▶ _GOAL_:
Output the full material exactly as it appears here.

▶ _EXTRACTED MATERIAL_:

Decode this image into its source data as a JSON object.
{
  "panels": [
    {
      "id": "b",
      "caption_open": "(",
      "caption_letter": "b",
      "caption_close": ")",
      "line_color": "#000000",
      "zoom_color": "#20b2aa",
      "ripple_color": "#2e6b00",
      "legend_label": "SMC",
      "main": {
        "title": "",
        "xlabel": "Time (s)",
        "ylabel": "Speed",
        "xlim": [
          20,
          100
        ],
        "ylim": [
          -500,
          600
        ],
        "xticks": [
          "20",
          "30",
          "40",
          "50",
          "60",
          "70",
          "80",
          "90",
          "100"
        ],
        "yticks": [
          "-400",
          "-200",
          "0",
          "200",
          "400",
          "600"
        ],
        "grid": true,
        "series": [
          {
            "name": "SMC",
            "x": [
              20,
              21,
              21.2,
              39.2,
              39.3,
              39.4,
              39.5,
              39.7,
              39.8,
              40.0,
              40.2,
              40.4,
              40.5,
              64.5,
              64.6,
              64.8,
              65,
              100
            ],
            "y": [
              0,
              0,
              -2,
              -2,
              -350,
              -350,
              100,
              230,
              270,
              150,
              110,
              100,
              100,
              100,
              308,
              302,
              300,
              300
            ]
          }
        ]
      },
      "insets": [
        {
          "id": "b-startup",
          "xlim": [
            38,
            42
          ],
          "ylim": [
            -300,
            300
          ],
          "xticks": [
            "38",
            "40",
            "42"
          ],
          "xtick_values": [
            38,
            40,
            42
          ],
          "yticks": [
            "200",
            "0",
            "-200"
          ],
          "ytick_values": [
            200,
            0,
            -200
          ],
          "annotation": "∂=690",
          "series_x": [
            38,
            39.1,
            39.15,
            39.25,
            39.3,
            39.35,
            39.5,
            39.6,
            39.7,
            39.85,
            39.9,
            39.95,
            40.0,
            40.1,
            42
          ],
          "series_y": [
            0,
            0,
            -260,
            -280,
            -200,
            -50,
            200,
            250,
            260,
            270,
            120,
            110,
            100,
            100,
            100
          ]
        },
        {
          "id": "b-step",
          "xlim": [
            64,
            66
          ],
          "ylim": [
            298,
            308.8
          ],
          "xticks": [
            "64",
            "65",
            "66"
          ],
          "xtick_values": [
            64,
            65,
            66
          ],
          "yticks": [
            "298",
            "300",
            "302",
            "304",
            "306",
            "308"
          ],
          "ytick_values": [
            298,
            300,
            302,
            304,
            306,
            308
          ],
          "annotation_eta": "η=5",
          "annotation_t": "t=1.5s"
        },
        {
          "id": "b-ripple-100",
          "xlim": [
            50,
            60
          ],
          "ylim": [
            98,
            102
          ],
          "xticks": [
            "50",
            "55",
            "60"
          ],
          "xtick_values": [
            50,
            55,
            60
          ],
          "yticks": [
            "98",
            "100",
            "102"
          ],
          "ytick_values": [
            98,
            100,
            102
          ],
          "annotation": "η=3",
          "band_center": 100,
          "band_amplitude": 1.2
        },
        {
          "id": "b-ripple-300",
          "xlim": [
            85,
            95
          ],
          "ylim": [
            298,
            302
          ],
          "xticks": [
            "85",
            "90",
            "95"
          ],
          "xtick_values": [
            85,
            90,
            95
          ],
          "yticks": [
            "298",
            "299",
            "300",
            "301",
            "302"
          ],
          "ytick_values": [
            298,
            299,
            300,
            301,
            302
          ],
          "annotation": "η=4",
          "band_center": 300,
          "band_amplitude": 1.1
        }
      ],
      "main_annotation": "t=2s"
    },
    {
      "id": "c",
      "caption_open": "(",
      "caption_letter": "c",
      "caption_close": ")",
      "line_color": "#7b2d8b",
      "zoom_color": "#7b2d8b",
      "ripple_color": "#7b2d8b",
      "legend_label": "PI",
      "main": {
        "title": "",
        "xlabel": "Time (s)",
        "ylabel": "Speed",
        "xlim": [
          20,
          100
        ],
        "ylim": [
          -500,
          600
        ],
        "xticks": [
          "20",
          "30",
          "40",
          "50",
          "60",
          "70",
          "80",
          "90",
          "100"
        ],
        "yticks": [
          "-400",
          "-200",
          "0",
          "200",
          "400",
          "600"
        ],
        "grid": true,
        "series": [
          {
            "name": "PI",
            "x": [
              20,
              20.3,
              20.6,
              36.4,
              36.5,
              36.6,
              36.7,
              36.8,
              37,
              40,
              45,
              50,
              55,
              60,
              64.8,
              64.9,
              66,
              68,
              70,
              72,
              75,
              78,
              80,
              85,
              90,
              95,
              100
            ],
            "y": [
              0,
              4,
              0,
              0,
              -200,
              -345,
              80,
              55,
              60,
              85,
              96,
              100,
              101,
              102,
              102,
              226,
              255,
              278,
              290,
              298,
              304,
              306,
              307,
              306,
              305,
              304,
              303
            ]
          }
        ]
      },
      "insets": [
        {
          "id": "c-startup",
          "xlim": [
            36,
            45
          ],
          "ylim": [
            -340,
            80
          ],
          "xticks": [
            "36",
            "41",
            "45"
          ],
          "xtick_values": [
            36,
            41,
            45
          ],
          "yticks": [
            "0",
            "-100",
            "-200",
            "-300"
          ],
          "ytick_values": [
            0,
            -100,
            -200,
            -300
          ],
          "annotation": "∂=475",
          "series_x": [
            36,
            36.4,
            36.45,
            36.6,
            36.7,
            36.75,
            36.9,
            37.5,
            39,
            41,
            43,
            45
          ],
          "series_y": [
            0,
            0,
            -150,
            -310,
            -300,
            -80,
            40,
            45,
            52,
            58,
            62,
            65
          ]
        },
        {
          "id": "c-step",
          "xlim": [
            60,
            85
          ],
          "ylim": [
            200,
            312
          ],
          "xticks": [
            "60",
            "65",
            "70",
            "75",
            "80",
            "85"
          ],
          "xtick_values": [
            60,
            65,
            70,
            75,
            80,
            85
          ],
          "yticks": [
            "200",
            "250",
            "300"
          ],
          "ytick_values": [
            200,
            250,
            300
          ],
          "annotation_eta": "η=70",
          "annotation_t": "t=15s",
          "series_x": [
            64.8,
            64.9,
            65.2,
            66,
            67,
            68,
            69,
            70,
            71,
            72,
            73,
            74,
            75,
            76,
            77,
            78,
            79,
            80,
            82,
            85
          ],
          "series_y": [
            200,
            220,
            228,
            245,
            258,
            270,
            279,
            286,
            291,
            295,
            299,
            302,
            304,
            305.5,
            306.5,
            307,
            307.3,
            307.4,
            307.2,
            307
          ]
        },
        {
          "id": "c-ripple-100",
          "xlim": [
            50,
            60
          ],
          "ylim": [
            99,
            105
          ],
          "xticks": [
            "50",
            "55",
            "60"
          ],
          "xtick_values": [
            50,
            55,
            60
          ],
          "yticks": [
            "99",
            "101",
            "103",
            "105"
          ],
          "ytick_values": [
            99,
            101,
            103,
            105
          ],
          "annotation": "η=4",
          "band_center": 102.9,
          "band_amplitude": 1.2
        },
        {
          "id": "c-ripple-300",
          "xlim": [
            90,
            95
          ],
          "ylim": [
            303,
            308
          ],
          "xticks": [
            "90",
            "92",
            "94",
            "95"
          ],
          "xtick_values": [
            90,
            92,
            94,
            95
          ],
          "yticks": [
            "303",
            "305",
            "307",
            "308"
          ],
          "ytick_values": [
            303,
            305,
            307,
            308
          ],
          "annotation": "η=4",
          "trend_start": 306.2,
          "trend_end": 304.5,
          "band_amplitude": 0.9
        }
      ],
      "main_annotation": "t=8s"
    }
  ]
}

▶ _RESULT OF THE EXERCISE_:
Decode this image into its source data as a JSON object.
{
  "panels": [
    {
      "id": "b",
      "caption_open": "(",
      "caption_letter": "b",
      "caption_close": ")",
      "line_color": "#000000",
      "zoom_color": "#20b2aa",
      "ripple_color": "#2e6b00",
      "legend_label": "SMC",
      "main": {
        "title": "",
        "xlabel": "Time (s)",
        "ylabel": "Speed",
        "xlim": [
          20,
          100
        ],
        "ylim": [
          -500,
          600
        ],
        "xticks": [
          "20",
          "30",
          "40",
          "50",
          "60",
          "70",
          "80",
          "90",
          "100"
        ],
        "yticks": [
          "-400",
          "-200",
          "0",
          "200",
          "400",
          "600"
        ],
        "grid": true,
        "series": [
          {
            "name": "SMC",
            "x": [
              20,
              21,
              21.2,
              39.2,
              39.3,
              39.4,
              39.5,
              39.7,
              39.8,
              40.0,
              40.2,
              40.4,
              40.5,
              64.5,
              64.6,
              64.8,
              65,
              100
            ],
            "y": [
              0,
              0,
              -2,
              -2,
              -350,
              -350,
              100,
              230,
              270,
              150,
              110,
              100,
              100,
              100,
              308,
              302,
              300,
              300
            ]
          }
        ]
      },
      "insets": [
        {
          "id": "b-startup",
          "xlim": [
            38,
            42
          ],
          "ylim": [
            -300,
            300
          ],
          "xticks": [
            "38",
            "40",
            "42"
          ],
          "xtick_values": [
            38,
            40,
            42
          ],
          "yticks": [
            "200",
            "0",
            "-200"
          ],
          "ytick_values": [
            200,
            0,
            -200
          ],
          "annotation": "∂=690",
          "series_x": [
            38,
            39.1,
            39.15,
            39.25,
            39.3,
            39.35,
            39.5,
            39.6,
            39.7,
            39.85,
            39.9,
            39.95,
            40.0,
            40.1,
            42
          ],
          "series_y": [
            0,
            0,
            -260,
            -280,
            -200,
            -50,
            200,
            250,
            260,
            270,
            120,
            110,
            100,
            100,
            100
          ]
        },
        {
          "id": "b-step",
          "xlim": [
            64,
            66
          ],
          "ylim": [
            298,
            308.8
          ],
          "xticks": [
            "64",
            "65",
            "66"
          ],
          "xtick_values": [
            64,
            65,
            66
          ],
          "yticks": [
            "298",
            "300",
            "302",
            "304",
            "306",
            "308"
          ],
          "ytick_values": [
            298,
            300,
            302,
            304,
            306,
            308
          ],
          "annotation_eta": "η=5",
          "annotation_t": "t=1.5s"
        },
        {
          "id": "b-ripple-100",
          "xlim": [
            50,
            60
          ],
          "ylim": [
            98,
            102
          ],
          "xticks": [
            "50",
            "55",
            "60"
          ],
          "xtick_values": [
            50,
            55,
            60
          ],
          "yticks": [
            "98",
            "100",
            "102"
          ],
          "ytick_values": [
            98,
            100,
            102
          ],
          "annotation": "η=3",
          "band_center": 100,
          "band_amplitude": 1.2
        },
        {
          "id": "b-ripple-300",
          "xlim": [
            85,
            95
          ],
          "ylim": [
            298,
            302
          ],
          "xticks": [
            "85",
            "90",
            "95"
          ],
          "xtick_values": [
            85,
            90,
            95
          ],
          "yticks": [
            "298",
            "299",
            "300",
            "301",
            "302"
          ],
          "ytick_values": [
            298,
            299,
            300,
            301,
            302
          ],
          "annotation": "η=4",
          "band_center": 300,
          "band_amplitude": 1.1
        }
      ],
      "main_annotation": "t=2s"
    },
    {
      "id": "c",
      "caption_open": "(",
      "caption_letter": "c",
      "caption_close": ")",
      "line_color": "#7b2d8b",
      "zoom_color": "#7b2d8b",
      "ripple_color": "#7b2d8b",
      "legend_label": "PI",
      "main": {
        "title": "",
        "xlabel": "Time (s)",
        "ylabel": "Speed",
        "xlim": [
          20,
          100
        ],
        "ylim": [
          -500,
          600
        ],
        "xticks": [
          "20",
          "30",
          "40",
          "50",
          "60",
          "70",
          "80",
          "90",
          "100"
        ],
        "yticks": [
          "-400",
          "-200",
          "0",
          "200",
          "400",
          "600"
        ],
        "grid": true,
        "series": [
          {
            "name": "PI",
            "x": [
              20,
              20.3,
              20.6,
              36.4,
              36.5,
              36.6,
              36.7,
              36.8,
              37,
              40,
              45,
              50,
              55,
              60,
              64.8,
              64.9,
              66,
              68,
              70,
              72,
              75,
              78,
              80,
              85,
              90,
              95,
              100
            ],
            "y": [
              0,
              4,
              0,
              0,
              -200,
              -345,
              80,
              55,
              60,
              85,
              96,
              100,
              101,
              102,
              102,
              226,
              255,
              278,
              290,
              298,
              304,
              306,
              307,
              306,
              305,
              304,
              303
            ]
          }
        ]
      },
      "insets": [
        {
          "id": "c-startup",
          "xlim": [
            36,
            45
          ],
          "ylim": [
            -340,
            80
          ],
          "xticks": [
            "36",
            "41",
            "45"
          ],
          "xtick_values": [
            36,
            41,
            45
          ],
          "yticks": [
            "0",
            "-100",
            "-200",
            "-300"
          ],
          "ytick_values": [
            0,
            -100,
            -200,
            -300
          ],
          "annotation": "∂=475",
          "series_x": [
            36,
            36.4,
            36.45,
            36.6,
            36.7,
            36.75,
            36.9,
            37.5,
            39,
            41,
            43,
            45
          ],
          "series_y": [
            0,
            0,
            -150,
            -310,
            -300,
            -80,
            40,
            45,
            52,
            58,
            62,
            65
          ]
        },
        {
          "id": "c-step",
          "xlim": [
            60,
            85
          ],
          "ylim": [
            200,
            312
          ],
          "xticks": [
            "60",
            "65",
            "70",
            "75",
            "80",
            "85"
          ],
          "xtick_values": [
            60,
            65,
            70,
            75,
            80,
            85
          ],
          "yticks": [
            "200",
            "250",
            "300"
          ],
          "ytick_values": [
            200,
            250,
            300
          ],
          "annotation_eta": "η=70",
          "annotation_t": "t=15s",
          "series_x": [
            64.8,
            64.9,
            65.2,
            66,
            67,
            68,
            69,
            70,
            71,
            72,
            73,
            74,
            75,
            76,
            77,
            78,
            79,
            80,
            82,
            85
          ],
          "series_y": [
            200,
            220,
            228,
            245,
            258,
            270,
            279,
            286,
            291,
            295,
            299,
            302,
            304,
            305.5,
            306.5,
            307,
            307.3,
            307.4,
            307.2,
            307
          ]
        },
        {
          "id": "c-ripple-100",
          "xlim": [
            50,
            60
          ],
          "ylim": [
            99,
            105
          ],
          "xticks": [
            "50",
            "55",
            "60"
          ],
          "xtick_values": [
            50,
            55,
            60
          ],
          "yticks": [
            "99",
            "101",
            "103",
            "105"
          ],
          "ytick_values": [
            99,
            101,
            103,
            105
          ],
          "annotation": "η=4",
          "band_center": 102.9,
          "band_amplitude": 1.2
        },
        {
          "id": "c-ripple-300",
          "xlim": [
            90,
            95
          ],
          "ylim": [
            303,
            308
          ],
          "xticks": [
            "90",
            "92",
            "94",
            "95"
          ],
          "xtick_values": [
            90,
            92,
            94,
            95
          ],
          "yticks": [
            "303",
            "305",
            "307",
            "308"
          ],
          "ytick_values": [
            303,
            305,
            307,
            308
          ],
          "annotation": "η=4",
          "trend_start": 306.2,
          "trend_end": 304.5,
          "band_amplitude": 0.9
        }
      ],
      "main_annotation": "t=8s"
    }
  ]
}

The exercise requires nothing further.